Exercise:
The records below are to be repeated in full, exactly as they are.

Stored records:
►
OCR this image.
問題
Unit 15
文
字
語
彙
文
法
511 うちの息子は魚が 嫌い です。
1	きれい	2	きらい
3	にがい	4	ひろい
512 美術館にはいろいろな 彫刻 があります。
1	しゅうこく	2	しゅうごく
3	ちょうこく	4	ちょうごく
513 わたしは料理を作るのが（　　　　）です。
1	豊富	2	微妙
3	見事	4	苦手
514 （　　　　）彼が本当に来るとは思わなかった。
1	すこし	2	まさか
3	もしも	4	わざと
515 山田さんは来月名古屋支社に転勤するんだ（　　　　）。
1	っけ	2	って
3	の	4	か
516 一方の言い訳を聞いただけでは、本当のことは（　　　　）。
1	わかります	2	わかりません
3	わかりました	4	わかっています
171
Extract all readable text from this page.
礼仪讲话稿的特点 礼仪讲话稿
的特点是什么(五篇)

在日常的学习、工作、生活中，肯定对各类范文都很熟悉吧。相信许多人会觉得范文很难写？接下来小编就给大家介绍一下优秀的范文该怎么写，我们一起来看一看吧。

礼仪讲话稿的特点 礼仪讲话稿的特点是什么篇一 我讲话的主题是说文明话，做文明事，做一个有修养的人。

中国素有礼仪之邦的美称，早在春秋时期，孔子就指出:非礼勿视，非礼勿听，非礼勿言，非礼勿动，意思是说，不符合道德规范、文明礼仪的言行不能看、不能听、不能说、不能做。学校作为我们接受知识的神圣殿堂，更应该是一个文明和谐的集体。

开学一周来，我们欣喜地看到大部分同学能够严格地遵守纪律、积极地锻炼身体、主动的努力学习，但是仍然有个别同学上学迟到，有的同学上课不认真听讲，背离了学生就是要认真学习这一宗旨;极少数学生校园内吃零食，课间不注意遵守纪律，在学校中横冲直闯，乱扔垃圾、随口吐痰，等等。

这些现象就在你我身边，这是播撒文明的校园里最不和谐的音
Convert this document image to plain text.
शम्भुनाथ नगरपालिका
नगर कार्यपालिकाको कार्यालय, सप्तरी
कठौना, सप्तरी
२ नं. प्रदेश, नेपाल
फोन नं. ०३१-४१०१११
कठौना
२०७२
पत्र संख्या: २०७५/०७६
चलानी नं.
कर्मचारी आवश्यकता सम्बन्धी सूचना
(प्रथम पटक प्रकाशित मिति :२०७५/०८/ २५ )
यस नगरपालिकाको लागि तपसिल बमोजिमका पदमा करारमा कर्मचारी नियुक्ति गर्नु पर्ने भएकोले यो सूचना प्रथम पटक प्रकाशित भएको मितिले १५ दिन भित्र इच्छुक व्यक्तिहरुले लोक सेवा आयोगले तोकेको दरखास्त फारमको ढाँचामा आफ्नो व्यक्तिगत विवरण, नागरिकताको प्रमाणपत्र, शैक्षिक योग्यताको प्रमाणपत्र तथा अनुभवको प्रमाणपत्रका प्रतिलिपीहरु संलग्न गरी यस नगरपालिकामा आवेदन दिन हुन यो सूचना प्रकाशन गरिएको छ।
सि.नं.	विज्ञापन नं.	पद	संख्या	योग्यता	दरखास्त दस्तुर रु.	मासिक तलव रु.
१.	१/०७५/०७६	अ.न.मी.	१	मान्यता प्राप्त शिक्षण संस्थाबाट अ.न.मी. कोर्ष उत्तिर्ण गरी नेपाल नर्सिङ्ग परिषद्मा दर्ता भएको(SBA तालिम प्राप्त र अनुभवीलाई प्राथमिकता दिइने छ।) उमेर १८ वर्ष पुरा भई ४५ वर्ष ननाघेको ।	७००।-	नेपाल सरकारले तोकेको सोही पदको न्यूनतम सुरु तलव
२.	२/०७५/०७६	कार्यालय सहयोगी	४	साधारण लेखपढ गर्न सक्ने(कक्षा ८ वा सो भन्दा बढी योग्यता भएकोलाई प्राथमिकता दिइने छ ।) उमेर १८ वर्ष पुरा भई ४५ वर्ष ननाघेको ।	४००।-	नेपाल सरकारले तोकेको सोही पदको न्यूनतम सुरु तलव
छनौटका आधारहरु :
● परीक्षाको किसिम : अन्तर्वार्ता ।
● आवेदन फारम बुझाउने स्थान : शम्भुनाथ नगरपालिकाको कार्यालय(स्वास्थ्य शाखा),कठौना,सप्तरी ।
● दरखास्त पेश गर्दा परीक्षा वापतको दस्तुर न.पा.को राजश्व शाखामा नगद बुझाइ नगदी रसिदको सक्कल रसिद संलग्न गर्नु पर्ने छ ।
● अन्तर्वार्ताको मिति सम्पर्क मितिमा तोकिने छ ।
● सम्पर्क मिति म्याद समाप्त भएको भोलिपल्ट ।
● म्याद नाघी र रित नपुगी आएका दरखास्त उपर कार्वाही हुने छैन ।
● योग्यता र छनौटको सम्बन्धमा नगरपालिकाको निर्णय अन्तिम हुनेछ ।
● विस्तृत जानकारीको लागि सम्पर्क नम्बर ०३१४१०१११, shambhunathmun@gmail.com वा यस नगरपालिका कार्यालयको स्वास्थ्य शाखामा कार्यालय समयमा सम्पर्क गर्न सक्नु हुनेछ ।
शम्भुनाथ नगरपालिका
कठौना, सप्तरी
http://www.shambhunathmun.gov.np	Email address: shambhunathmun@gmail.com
◄
Task output:
OCR this image.
問題
Unit 15
文
字
語
彙
文
法
511 うちの息子は魚が 嫌い です。
1	きれい	2	きらい
3	にがい	4	ひろい
512 美術館にはいろいろな 彫刻 があります。
1	しゅうこく	2	しゅうごく
3	ちょうこく	4	ちょうごく
513 わたしは料理を作るのが（　　　　）です。
1	豊富	2	微妙
3	見事	4	苦手
514 （　　　　）彼が本当に来るとは思わなかった。
1	すこし	2	まさか
3	もしも	4	わざと
515 山田さんは来月名古屋支社に転勤するんだ（　　　　）。
1	っけ	2	って
3	の	4	か
516 一方の言い訳を聞いただけでは、本当のことは（　　　　）。
1	わかります	2	わかりません
3	わかりました	4	わかっています
171
Extract all readable text from this page.
礼仪讲话稿的特点 礼仪讲话稿
的特点是什么(五篇)

在日常的学习、工作、生活中，肯定对各类范文都很熟悉吧。相信许多人会觉得范文很难写？接下来小编就给大家介绍一下优秀的范文该怎么写，我们一起来看一看吧。

礼仪讲话稿的特点 礼仪讲话稿的特点是什么篇一 我讲话的主题是说文明话，做文明事，做一个有修养的人。

中国素有礼仪之邦的美称，早在春秋时期，孔子就指出:非礼勿视，非礼勿听，非礼勿言，非礼勿动，意思是说，不符合道德规范、文明礼仪的言行不能看、不能听、不能说、不能做。学校作为我们接受知识的神圣殿堂，更应该是一个文明和谐的集体。

开学一周来，我们欣喜地看到大部分同学能够严格地遵守纪律、积极地锻炼身体、主动的努力学习，但是仍然有个别同学上学迟到，有的同学上课不认真听讲，背离了学生就是要认真学习这一宗旨;极少数学生校园内吃零食，课间不注意遵守纪律，在学校中横冲直闯，乱扔垃圾、随口吐痰，等等。

这些现象就在你我身边，这是播撒文明的校园里最不和谐的音
Convert this document image to plain text.
शम्भुनाथ नगरपालिका
नगर कार्यपालिकाको कार्यालय, सप्तरी
कठौना, सप्तरी
२ नं. प्रदेश, नेपाल
फोन नं. ०३१-४१०१११
कठौना
२०७२
पत्र संख्या: २०७५/०७६
चलानी नं.
कर्मचारी आवश्यकता सम्बन्धी सूचना
(प्रथम पटक प्रकाशित मिति :२०७५/०८/ २५ )
यस नगरपालिकाको लागि तपसिल बमोजिमका पदमा करारमा कर्मचारी नियुक्ति गर्नु पर्ने भएकोले यो सूचना प्रथम पटक प्रकाशित भएको मितिले १५ दिन भित्र इच्छुक व्यक्तिहरुले लोक सेवा आयोगले तोकेको दरखास्त फारमको ढाँचामा आफ्नो व्यक्तिगत विवरण, नागरिकताको प्रमाणपत्र, शैक्षिक योग्यताको प्रमाणपत्र तथा अनुभवको प्रमाणपत्रका प्रतिलिपीहरु संलग्न गरी यस नगरपालिकामा आवेदन दिन हुन यो सूचना प्रकाशन गरिएको छ।
सि.नं.	विज्ञापन नं.	पद	संख्या	योग्यता	दरखास्त दस्तुर रु.	मासिक तलव रु.
१.	१/०७५/०७६	अ.न.मी.	१	मान्यता प्राप्त शिक्षण संस्थाबाट अ.न.मी. कोर्ष उत्तिर्ण गरी नेपाल नर्सिङ्ग परिषद्मा दर्ता भएको(SBA तालिम प्राप्त र अनुभवीलाई प्राथमिकता दिइने छ।) उमेर १८ वर्ष पुरा भई ४५ वर्ष ननाघेको ।	७००।-	नेपाल सरकारले तोकेको सोही पदको न्यूनतम सुरु तलव
२.	२/०७५/०७६	कार्यालय सहयोगी	४	साधारण लेखपढ गर्न सक्ने(कक्षा ८ वा सो भन्दा बढी योग्यता भएकोलाई प्राथमिकता दिइने छ ।) उमेर १८ वर्ष पुरा भई ४५ वर्ष ननाघेको ।	४००।-	नेपाल सरकारले तोकेको सोही पदको न्यूनतम सुरु तलव
छनौटका आधारहरु :
● परीक्षाको किसिम : अन्तर्वार्ता ।
● आवेदन फारम बुझाउने स्थान : शम्भुनाथ नगरपालिकाको कार्यालय(स्वास्थ्य शाखा),कठौना,सप्तरी ।
● दरखास्त पेश गर्दा परीक्षा वापतको दस्तुर न.पा.को राजश्व शाखामा नगद बुझाइ नगदी रसिदको सक्कल रसिद संलग्न गर्नु पर्ने छ ।
● अन्तर्वार्ताको मिति सम्पर्क मितिमा तोकिने छ ।
● सम्पर्क मिति म्याद समाप्त भएको भोलिपल्ट ।
● म्याद नाघी र रित नपुगी आएका दरखास्त उपर कार्वाही हुने छैन ।
● योग्यता र छनौटको सम्बन्धमा नगरपालिकाको निर्णय अन्तिम हुनेछ ।
● विस्तृत जानकारीको लागि सम्पर्क नम्बर ०३१४१०१११, shambhunathmun@gmail.com वा यस नगरपालिका कार्यालयको स्वास्थ्य शाखामा कार्यालय समयमा सम्पर्क गर्न सक्नु हुनेछ ।
शम्भुनाथ नगरपालिका
कठौना, सप्तरी
http://www.shambhunathmun.gov.np	Email address: shambhunathmun@gmail.com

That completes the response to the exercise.